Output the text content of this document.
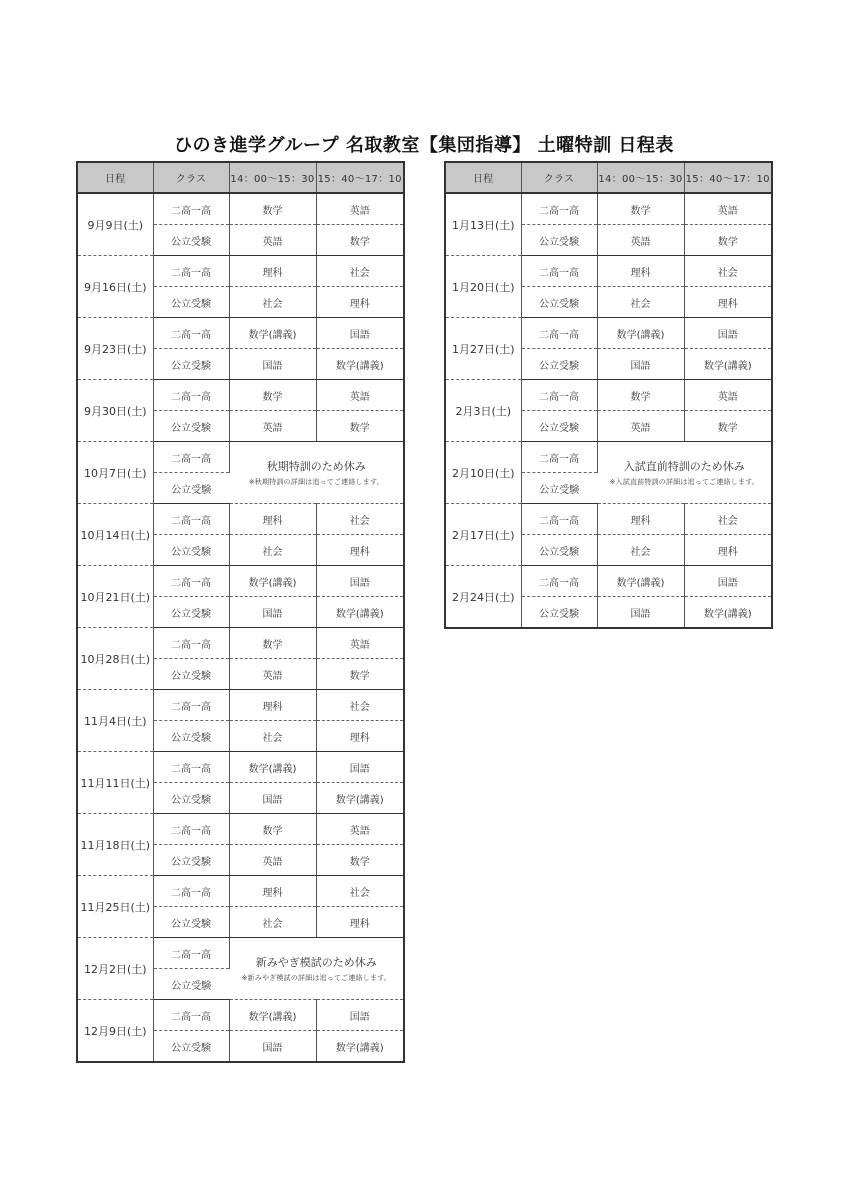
ひのき進学グループ 名取教室【集団指導】 土曜特訓 日程表
日程	クラス	14：00～15：30	15：40～17：10
9月9日(土)	二高一高	数学	英語
	公立受験	英語	数学
9月16日(土)	二高一高	理科	社会
	公立受験	社会	理科
9月23日(土)	二高一高	数学(講義)	国語
	公立受験	国語	数学(講義)
9月30日(土)	二高一高	数学	英語
	公立受験	英語	数学
10月7日(土)	二高一高	秋期特訓のため休み
※秋期特訓の詳細は追ってご連絡します。	

	公立受験		
10月14日(土)	二高一高	理科	社会
	公立受験	社会	理科
10月21日(土)	二高一高	数学(講義)	国語
	公立受験	国語	数学(講義)
10月28日(土)	二高一高	数学	英語
	公立受験	英語	数学
11月4日(土)	二高一高	理科	社会
	公立受験	社会	理科
11月11日(土)	二高一高	数学(講義)	国語
	公立受験	国語	数学(講義)
11月18日(土)	二高一高	数学	英語
	公立受験	英語	数学
11月25日(土)	二高一高	理科	社会
	公立受験	社会	理科
12月2日(土)	二高一高	新みやぎ模試のため休み
※新みやぎ模試の詳細は追ってご連絡します。	

	公立受験		
12月9日(土)	二高一高	数学(講義)	国語
	公立受験	国語	数学(講義)
日程	クラス	14：00～15：30	15：40～17：10
1月13日(土)	二高一高	数学	英語
	公立受験	英語	数学
1月20日(土)	二高一高	理科	社会
	公立受験	社会	理科
1月27日(土)	二高一高	数学(講義)	国語
	公立受験	国語	数学(講義)
2月3日(土)	二高一高	数学	英語
	公立受験	英語	数学
2月10日(土)	二高一高	入試直前特訓のため休み
※入試直前特訓の詳細は追ってご連絡します。	

	公立受験		
2月17日(土)	二高一高	理科	社会
	公立受験	社会	理科
2月24日(土)	二高一高	数学(講義)	国語
	公立受験	国語	数学(講義)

Problem to work on:
Pictures are excluded; repeat every record exactly.

Written solution:
Output the text content of this document.
ひのき進学グループ 名取教室【集団指導】 土曜特訓 日程表
日程	クラス	14：00～15：30	15：40～17：10
9月9日(土)	二高一高	数学	英語
	公立受験	英語	数学
9月16日(土)	二高一高	理科	社会
	公立受験	社会	理科
9月23日(土)	二高一高	数学(講義)	国語
	公立受験	国語	数学(講義)
9月30日(土)	二高一高	数学	英語
	公立受験	英語	数学
10月7日(土)	二高一高	秋期特訓のため休み
※秋期特訓の詳細は追ってご連絡します。	

	公立受験		
10月14日(土)	二高一高	理科	社会
	公立受験	社会	理科
10月21日(土)	二高一高	数学(講義)	国語
	公立受験	国語	数学(講義)
10月28日(土)	二高一高	数学	英語
	公立受験	英語	数学
11月4日(土)	二高一高	理科	社会
	公立受験	社会	理科
11月11日(土)	二高一高	数学(講義)	国語
	公立受験	国語	数学(講義)
11月18日(土)	二高一高	数学	英語
	公立受験	英語	数学
11月25日(土)	二高一高	理科	社会
	公立受験	社会	理科
12月2日(土)	二高一高	新みやぎ模試のため休み
※新みやぎ模試の詳細は追ってご連絡します。	

	公立受験		
12月9日(土)	二高一高	数学(講義)	国語
	公立受験	国語	数学(講義)
日程	クラス	14：00～15：30	15：40～17：10
1月13日(土)	二高一高	数学	英語
	公立受験	英語	数学
1月20日(土)	二高一高	理科	社会
	公立受験	社会	理科
1月27日(土)	二高一高	数学(講義)	国語
	公立受験	国語	数学(講義)
2月3日(土)	二高一高	数学	英語
	公立受験	英語	数学
2月10日(土)	二高一高	入試直前特訓のため休み
※入試直前特訓の詳細は追ってご連絡します。	

	公立受験		
2月17日(土)	二高一高	理科	社会
	公立受験	社会	理科
2月24日(土)	二高一高	数学(講義)	国語
	公立受験	国語	数学(講義)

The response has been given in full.